• FRAGMENTO DE PÁGINA:
La reapertura del Estrecho de Ormuz, anunciada tras un acuerdo entre Estados Unidos e Irán para detener las hostilidades en la región, representa un respiro para el comercio internacional y los mercados energéticos. Sin embargo, el restablecimiento total de la navegación en una de las rutas marítimas más importantes del mundo enfrenta un obstáculo que permanece bajo el agua: miles de minas navales colocadas durante el conflicto.
El presidente de Estados Unidos, Donald Trump, confirmó que ambas naciones alcanzaron un acuerdo que permitió reabrir el estrecho y reducir las tensiones militares que durante semanas mantuvieron en alerta a la comunidad internacional. El corredor marítimo conecta el Golfo Pérsico con el océano Índico y es una vía estratégica para el transporte de petróleo y gas natural provenientes de países como Arabia Saudita, Qatar, Kuwait, Irak y Emiratos Árabes Unidos.
Aunque el paso marítimo ha comenzado a reactivarse, diversos reportes señalan que la navegación continúa operando bajo estrictas medidas de seguridad debido a la presencia de minas navales desplegadas durante la confrontación. De acuerdo con información difundida por agencias internacionales y medios especializados, la limpieza de estos explosivos podría prolongarse durante varias semanas.
Las minas representan una amenaza particularmente compleja porque muchas permanecen ocultas bajo la superficie y pueden desplazarse por las corrientes marinas. Por ello, antes de que el tránsito marítimo pueda recuperar plenamente su capacidad operativa, las autoridades deberán completar extensas labores de inspección y desminado.
A la presencia de explosivos se suman otros problemas derivados del conflicto, como afectaciones a infraestructura portuaria y retrasos logísticos acumulados durante los días en que el estrecho operó bajo restricciones. Esto ha provocado que numerosas embarcaciones mantengan rutas precautorias y que algunas compañías continúen evaluando los riesgos de navegación en la zona.
Estados Unidos también informó recientemente que unidades de su fuerza naval brindaron protección a embarcaciones que transitaban por el estrecho en medio de amenazas recurrentes a la seguridad marítima, una muestra de que la tensión en la región aún no ha desaparecido por completo pese al acuerdo alcanzado.
El anuncio de paz entre Washington y Teherán permitió evitar una escalada mayor en una región clave para la economía mundial. Sin embargo, la reapertura del Estrecho de Ormuz demuestra que el fin de las hostilidades no implica necesariamente el fin de sus consecuencias. Mientras los acuerdos diplomáticos avanzan en la superficie, bajo las aguas del Golfo Pérsico continúa una operación que será determinante para recuperar la confianza y la seguridad en una de las rutas comerciales más importantes del planeta.

• DATOS EXTRAÍDOS:
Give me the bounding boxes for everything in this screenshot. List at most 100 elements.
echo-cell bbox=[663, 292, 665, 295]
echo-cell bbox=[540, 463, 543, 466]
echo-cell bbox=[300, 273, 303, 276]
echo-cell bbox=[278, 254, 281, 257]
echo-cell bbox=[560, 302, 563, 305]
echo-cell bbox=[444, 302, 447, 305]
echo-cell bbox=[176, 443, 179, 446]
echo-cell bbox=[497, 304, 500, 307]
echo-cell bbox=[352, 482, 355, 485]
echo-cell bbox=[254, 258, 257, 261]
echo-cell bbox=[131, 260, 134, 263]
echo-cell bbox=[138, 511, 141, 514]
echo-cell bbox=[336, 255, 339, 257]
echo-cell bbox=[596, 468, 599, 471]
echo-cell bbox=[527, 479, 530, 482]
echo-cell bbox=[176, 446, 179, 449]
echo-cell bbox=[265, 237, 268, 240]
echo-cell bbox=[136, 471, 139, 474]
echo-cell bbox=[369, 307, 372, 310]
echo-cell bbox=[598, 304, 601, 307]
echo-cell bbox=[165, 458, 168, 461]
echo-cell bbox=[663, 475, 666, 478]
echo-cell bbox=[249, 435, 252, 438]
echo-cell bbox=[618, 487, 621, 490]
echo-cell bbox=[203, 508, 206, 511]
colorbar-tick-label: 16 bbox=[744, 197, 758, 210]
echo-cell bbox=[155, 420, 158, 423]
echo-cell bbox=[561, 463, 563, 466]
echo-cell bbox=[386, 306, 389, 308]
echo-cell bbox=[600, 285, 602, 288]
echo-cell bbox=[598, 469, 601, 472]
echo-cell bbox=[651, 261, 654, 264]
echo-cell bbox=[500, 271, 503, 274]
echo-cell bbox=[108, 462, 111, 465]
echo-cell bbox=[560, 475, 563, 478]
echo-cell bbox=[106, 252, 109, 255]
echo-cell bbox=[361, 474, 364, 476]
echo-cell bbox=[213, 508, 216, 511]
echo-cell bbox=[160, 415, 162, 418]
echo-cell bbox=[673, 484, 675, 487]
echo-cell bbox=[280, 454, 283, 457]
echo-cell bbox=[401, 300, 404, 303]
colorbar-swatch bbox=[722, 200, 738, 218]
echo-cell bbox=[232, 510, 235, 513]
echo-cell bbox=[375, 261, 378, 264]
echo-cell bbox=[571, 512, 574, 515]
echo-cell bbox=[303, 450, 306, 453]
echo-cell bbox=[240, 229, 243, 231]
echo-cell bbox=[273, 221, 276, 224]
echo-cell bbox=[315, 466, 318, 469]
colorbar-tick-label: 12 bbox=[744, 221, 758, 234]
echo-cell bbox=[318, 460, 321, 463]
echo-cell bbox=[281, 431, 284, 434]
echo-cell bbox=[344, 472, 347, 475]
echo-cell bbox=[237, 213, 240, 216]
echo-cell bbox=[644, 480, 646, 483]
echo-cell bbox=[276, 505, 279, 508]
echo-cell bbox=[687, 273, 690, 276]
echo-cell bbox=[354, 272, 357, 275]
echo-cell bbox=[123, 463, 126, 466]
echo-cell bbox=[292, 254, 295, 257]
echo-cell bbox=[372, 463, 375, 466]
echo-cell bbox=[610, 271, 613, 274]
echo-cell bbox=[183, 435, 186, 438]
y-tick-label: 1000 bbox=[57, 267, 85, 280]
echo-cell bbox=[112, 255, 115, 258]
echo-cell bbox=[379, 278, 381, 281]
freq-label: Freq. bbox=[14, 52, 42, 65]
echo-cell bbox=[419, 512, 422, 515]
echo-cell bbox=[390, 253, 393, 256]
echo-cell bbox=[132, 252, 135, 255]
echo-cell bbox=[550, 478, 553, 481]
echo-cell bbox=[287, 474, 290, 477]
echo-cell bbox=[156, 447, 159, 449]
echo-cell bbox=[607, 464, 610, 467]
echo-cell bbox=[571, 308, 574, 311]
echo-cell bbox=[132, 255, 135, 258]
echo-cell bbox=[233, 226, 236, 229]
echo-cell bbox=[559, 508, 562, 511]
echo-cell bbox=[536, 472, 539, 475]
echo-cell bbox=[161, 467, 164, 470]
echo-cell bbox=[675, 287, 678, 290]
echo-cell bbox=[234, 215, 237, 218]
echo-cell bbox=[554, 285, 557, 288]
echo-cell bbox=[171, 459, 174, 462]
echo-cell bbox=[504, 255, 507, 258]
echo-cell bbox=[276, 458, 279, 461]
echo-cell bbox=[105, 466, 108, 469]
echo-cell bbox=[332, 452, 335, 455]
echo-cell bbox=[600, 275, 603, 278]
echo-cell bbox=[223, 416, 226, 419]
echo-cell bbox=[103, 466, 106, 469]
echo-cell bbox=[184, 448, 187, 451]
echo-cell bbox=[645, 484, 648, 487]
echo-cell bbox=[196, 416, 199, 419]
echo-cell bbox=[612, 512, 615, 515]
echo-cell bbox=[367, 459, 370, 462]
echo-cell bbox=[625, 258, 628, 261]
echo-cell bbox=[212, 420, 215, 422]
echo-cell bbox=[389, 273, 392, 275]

• REQUISITO:
Transcribe del texto sobre el Estrecho de Ormuz el pasaje comprendido entre "Las minas representan" y "en la zona.", ambos incluidos.

• RESULTADO DE LA TAREA:
Las minas representan una amenaza particularmente compleja porque muchas permanecen ocultas bajo la superficie y pueden desplazarse por las corrientes marinas. Por ello, antes de que el tránsito marítimo pueda recuperar plenamente su capacidad operativa, las autoridades deberán completar extensas labores de inspección y desminado.
A la presencia de explosivos se suman otros problemas derivados del conflicto, como afectaciones a infraestructura portuaria y retrasos logísticos acumulados durante los días en que el estrecho operó bajo restricciones. Esto ha provocado que numerosas embarcaciones mantengan rutas precautorias y que algunas compañías continúen evaluando los riesgos de navegación en la zona.